- 练习要求:
1 – 根据关于TaskManager注册流程的原文节选,回答下列问题:
(a) TaskManager启动后调用哪个方法,把连接信息注册到ResourceManager中?
(b) TaskExecutor收到注册成功的消息后,调用哪个方法向ResourceManager汇报SlotReport信息?
(c) 按注释所述,存储所有“已注册”TaskManager的Map结构以什么作Key、以什么作Value?
2 – 照原样抄写原文节选中从“TaskManager在启动”一直到“anager的Map集合中。”的全部文字。
3 – 接着关于TaskManager向ResourceManager注册流程的这段文字,从原文最后一行之后往下续写。
━━━ 原文节选
TaskManager在启动后,会调用ResourceManagerGateway#registerTaskExecutor()方法,将TaskManager的连接信息注册到ResourceManager中。注册的本质就是将这个TaskExecutor对应的注册信息TaskExecutorRegistration,按照映射关系“ResourceID:TaskExecutorRegistration”存储到ResourceManager的Map集合中。
一旦TaskExecutor向ResourceManager注册成功后,“成功消息”会通过监听器通知TaskExecutor。TaskExecutor收到后,会调用ResourceManagerGateway#sendSlotReport()方法,向ResourceManager汇报SlotReport信息。
在ResourceManagerGateway#sendSlotReport()方法中,ResourceManager会调用SlotManager#registerTaskManager(),将Slot注册到SlotManager中。本质上就是将这个TaskExecutor的注册信息,put到“所有已注册的TaskManager”的Map集合中,将这个TaskExecutor上的Slot全都put到“所有已经注册到SlotManager中的Slot”的Map集合和“当前SlotManager中可用(空闲、未被分配和使用)的Slot”的Map中。
/**
* SlotReport中有一个Collection,描述了这个TaskManager内的每个Slot的状态。
* 这里会遍历这个Collection集合,为每个Slot都进行注册
*/
@Override
public void registerTaskManager(final TaskExecutorConnection taskExecutorConnection, SlotReport initialSlotReport) {
// 初始化检查,SlotManager是否启动,确保SlotManager处于运行状态
checkInit();
LOG.debug("Registering TaskManager {} under {} at the SlotManager.", taskExecutorConnection.getResourceID(), taskExecutorConnection.getInstanceID());
// we identify task managers by their instance id
// Map结构,存储了所有“已注册”的TaskManager。Key:InstanceID Value:TaskManagerRegistration
// 判断在“已注册的TaskManager”的Map集合中是否有注册的TaskManager信息
if (taskManagerRegistrations.containsKey(taskExecutorConnection.getInstanceID())) {
// 如果这个TaskManager已经注册过了,那就对SlotReport中的已经注册的TaskManager的Slot信息进行更新处理
reportSlotStatus(taskExecutorConnection.getInstanceID(), initialSlotReport);
} else {
// first register the TaskManager
// Map结构中不存在当前TaskManager的注册信息,就把当前TaskManager就作为新启动的实例,并注册到“已注册TaskManager”的Map中
ArrayList<SlotID> reportedSlots = new ArrayList<>();
// 将initialSlotReport中的SlotStatus添加到List中
// SlotReport中有一个集合(Collection slotsStatus),保存了TaskManager的“Slot 状态”
━━━━━━
━━━ 数据摘录
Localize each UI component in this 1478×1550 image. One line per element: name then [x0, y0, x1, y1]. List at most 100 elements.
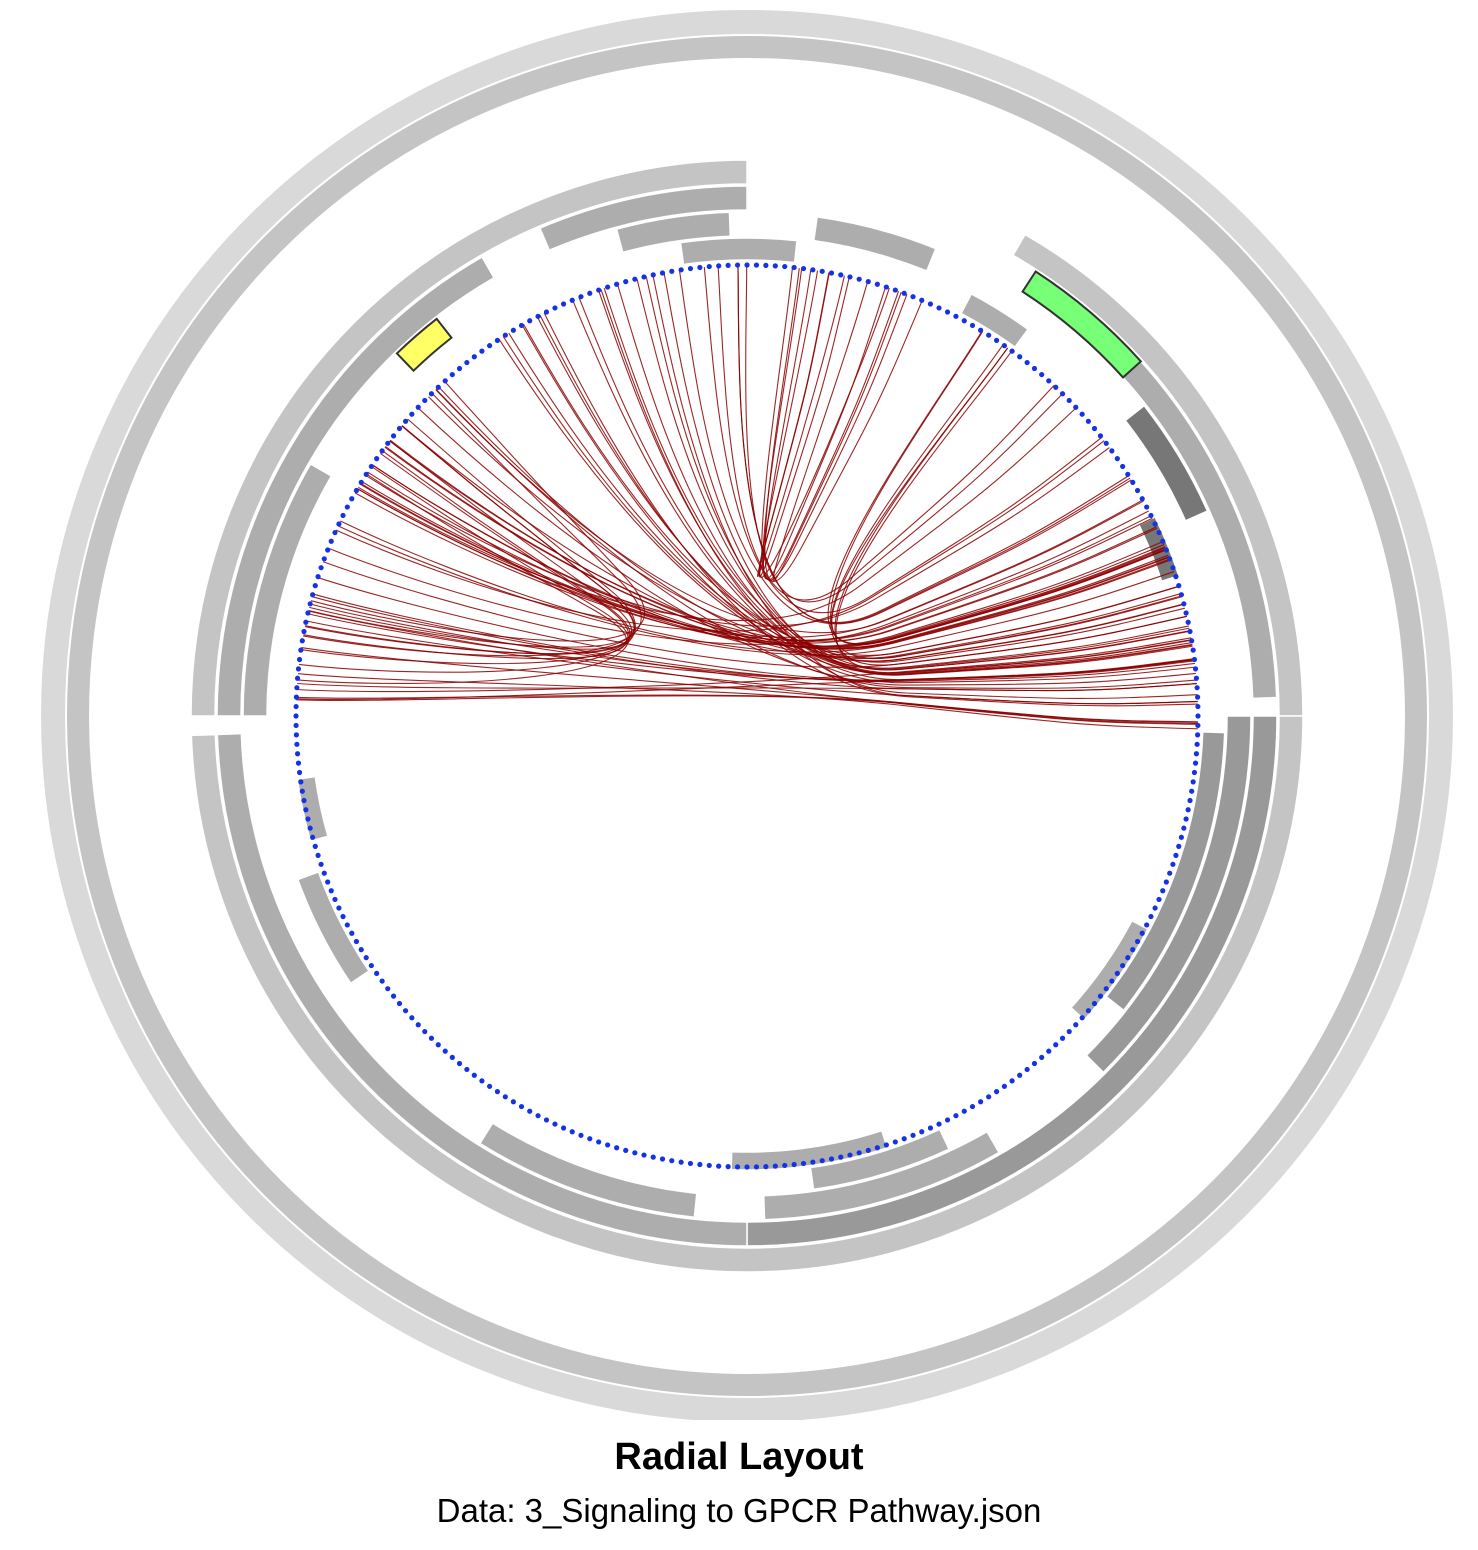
leaf-node-299 — [734, 262, 741, 268]
leaf-node-290 — [650, 272, 656, 278]
leaf-node-4 — [782, 263, 788, 270]
leaf-node-240 — [315, 574, 321, 580]
leaf-node-293 — [678, 267, 684, 273]
ring-segment-0 — [41, 10, 1453, 1420]
ring-segment-4 — [190, 159, 748, 717]
leaf-node-257 — [390, 433, 397, 439]
leaf-node-135 — [883, 1142, 889, 1148]
leaf-node-65 — [1185, 619, 1191, 625]
edge-82 — [297, 452, 630, 684]
leaf-node-175 — [518, 1103, 525, 1110]
leaf-node-275 — [518, 322, 525, 329]
leaf-node-98 — [1144, 922, 1150, 928]
leaf-node-192 — [396, 1000, 403, 1007]
leaf-node-258 — [396, 425, 403, 432]
leaf-node-89 — [1176, 843, 1182, 849]
leaf-node-38 — [1066, 397, 1072, 404]
leaf-node-139 — [847, 1152, 853, 1158]
leaf-node-254 — [374, 456, 380, 462]
ring-segment-18 — [809, 1128, 951, 1191]
leaf-node-251 — [358, 479, 364, 485]
leaf-node-104 — [1114, 970, 1120, 976]
leaf-node-129 — [936, 1121, 942, 1127]
ring-segment-11 — [762, 1130, 1001, 1221]
leaf-node-87 — [1181, 825, 1187, 831]
leaf-node-71 — [1193, 675, 1200, 681]
leaf-node-56 — [1160, 538, 1166, 544]
leaf-node-189 — [415, 1022, 421, 1028]
leaf-node-35 — [1046, 378, 1052, 384]
leaf-node-282 — [578, 294, 584, 300]
leaf-node-157 — [678, 1159, 684, 1165]
leaf-node-287 — [623, 279, 629, 285]
leaf-node-188 — [422, 1028, 428, 1035]
leaf-node-74 — [1195, 703, 1201, 710]
leaf-node-215 — [303, 807, 309, 813]
leaf-node-221 — [294, 751, 301, 757]
leaf-node-177 — [502, 1094, 508, 1100]
edge-25 — [384, 446, 1171, 650]
leaf-node-112 — [1066, 1028, 1072, 1035]
edge-6 — [365, 447, 1110, 627]
edge-36 — [663, 272, 1193, 675]
edge-56 — [317, 577, 1195, 681]
leaf-node-224 — [293, 722, 299, 729]
leaf-node-28 — [993, 337, 1000, 343]
leaf-node-283 — [587, 290, 593, 296]
diagram-title: Radial Layout — [614, 1436, 864, 1478]
leaf-node-14 — [874, 281, 880, 287]
edge-1 — [335, 440, 1105, 632]
leaf-node-208 — [321, 870, 327, 876]
leaf-node-3 — [772, 263, 778, 269]
leaf-node-130 — [927, 1125, 934, 1131]
leaf-node-288 — [632, 276, 638, 282]
leaf-node-277 — [535, 313, 541, 319]
leaf-node-116 — [1039, 1054, 1045, 1061]
leaf-node-219 — [296, 769, 303, 776]
leaf-node-150 — [744, 1164, 750, 1170]
leaf-node-234 — [301, 628, 307, 635]
leaf-node-184 — [449, 1054, 455, 1061]
leaf-node-101 — [1130, 947, 1136, 953]
leaf-node-94 — [1160, 888, 1166, 894]
leaf-node-170 — [560, 1125, 567, 1131]
leaf-node-186 — [435, 1042, 441, 1048]
leaf-node-128 — [944, 1117, 951, 1123]
leaf-node-22 — [944, 309, 951, 315]
edge-15 — [385, 446, 1170, 650]
leaf-node-229 — [294, 675, 301, 681]
leaf-node-272 — [494, 337, 501, 343]
leaf-node-223 — [293, 732, 299, 738]
leaf-node-13 — [865, 279, 871, 285]
leaf-node-180 — [479, 1078, 485, 1084]
leaf-node-144 — [800, 1160, 807, 1167]
leaf-node-45 — [1109, 448, 1115, 454]
ring-segment-19 — [296, 870, 371, 985]
edge-75 — [829, 331, 1182, 659]
leaf-node-78 — [1194, 741, 1200, 747]
leaf-node-241 — [318, 565, 324, 571]
leaf-node-261 — [415, 404, 421, 410]
leaf-node-156 — [687, 1160, 694, 1167]
leaf-node-141 — [828, 1156, 835, 1162]
leaf-node-151 — [734, 1164, 741, 1170]
leaf-node-10 — [838, 272, 844, 278]
leaf-node-82 — [1190, 779, 1196, 785]
leaf-node-152 — [725, 1164, 731, 1170]
leaf-node-243 — [325, 547, 331, 553]
leaf-node-187 — [428, 1035, 435, 1041]
leaf-node-252 — [363, 471, 369, 477]
highlighted-segments — [395, 270, 1143, 379]
edge-22 — [401, 425, 1182, 660]
leaf-node-196 — [374, 970, 380, 976]
leaf-node-118 — [1024, 1066, 1030, 1073]
edge-3 — [337, 525, 1175, 656]
leaf-node-61 — [1176, 583, 1182, 589]
leaf-node-115 — [1046, 1048, 1052, 1054]
leaf-node-145 — [791, 1161, 797, 1168]
leaf-node-265 — [442, 378, 448, 384]
leaf-node-222 — [294, 741, 300, 747]
ring-segment-12 — [478, 1122, 698, 1219]
edge-60 — [308, 610, 1198, 725]
leaf-node-197 — [368, 962, 374, 969]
━━━━━━
- 参考答案:
1 –
(a) ResourceManagerGateway#registerTaskExecutor()方法。
(b) ResourceManagerGateway#sendSlotReport()方法。
(c) Key是InstanceID,Value是TaskManagerRegistration。

2 –
TaskManager在启动后,会调用ResourceManagerGateway#registerTaskExecutor()方法,将TaskManager的连接信息注册到ResourceManager中。注册的本质就是将这个TaskExecutor对应的注册信息TaskExecutorRegistration,按照映射关系“ResourceID:TaskExecutorRegistration”存储到ResourceManager的Map集合中。

3 –
// SlotReport内有一个迭代器,就是这个“SlotStatus集合”
for (SlotStatus slotStatus : initialSlotReport) {
// 将这个“即将要注册的TaskManager中的所有Slot”add到List集合中
reportedSlots.add(slotStatus.getSlotID());
}
// 创建新的TaskManagerRegistration,put到“所有已注册的TaskManager”的Map集合中
TaskManagerRegistration taskManagerRegistration = new TaskManagerRegistration(
// TaskExecutor在启动时就会将TaskExecutorConnection注册到ResourceManager中
taskExecutorConnection,
// 这个TaskManager中的所有Slot的List集合
reportedSlots);
// 将这个TaskManager的注册信息,添加到“已注册的TaskManager”的Map集合中
taskManagerRegistrations.put(taskExecutorConnection.getInstanceID(), taskManagerRegistration);
// next register the new slots
// 遍历TaskManager内的“装有每个Slot状态”的Collection集合,对每个Slot进行注册
for (SlotStatus slotStatus : initialSlotReport) {
// 对SlotReport中Collection集合中的每个SlotStatus进行注册
registerSlot(
slotStatus.getSlotID(),
slotStatus.getAllocationID(),
slotStatus.getJobID(),
slotStatus.getResourceProfile(),
taskExecutorConnection);
}
}
// 走完以上流程,最终完成TaskManager的“Slot计算资源”的上报、注册
}
这样,SlotManager就“掌握”了TaskExecutor汇报过来的Slot:
// 所有已经注册到SlotManager中的“Slot计算资源”
private final HashMap<SlotID, TaskManagerSlot> slots;
// 存储在当前SlotManager中可用(空闲、未被分配和使用)的"Slot计算资源"
private final LinkedHashMap<SlotID, TaskManagerSlot> freeSlots;
JobManager服务启动后,会主动向ResourceManager申请作业所需的Slot
// 向ResourceManager发送“申请Slot计算资源”的请求
slotPool.connectToResourceManager(resourceManagerGateway);
这个“申请Slot”的请求,会以SlotRequest的形式发送给ResourceManager
/**
* SlotPool通过远程RPC方法向ResourceManager申请Slot计算资源,ResourceManager收到SlotRequest后,
* 会将SlotRequest转发给SlotManager处理。如果能正常分配Slot,就返回ACK消息
*/
@Override
public CompletableFuture<Acknowledge> requestSlot(
JobMasterId jobMasterId,
SlotRequest slotRequest,
final Time timeout) {
// 省略部分代码......
// 将SlotPool发来的SlotRequest,转发给SlotManager处理
slotManager.registerSlotRequest(slotRequest);
// 省略部分代码......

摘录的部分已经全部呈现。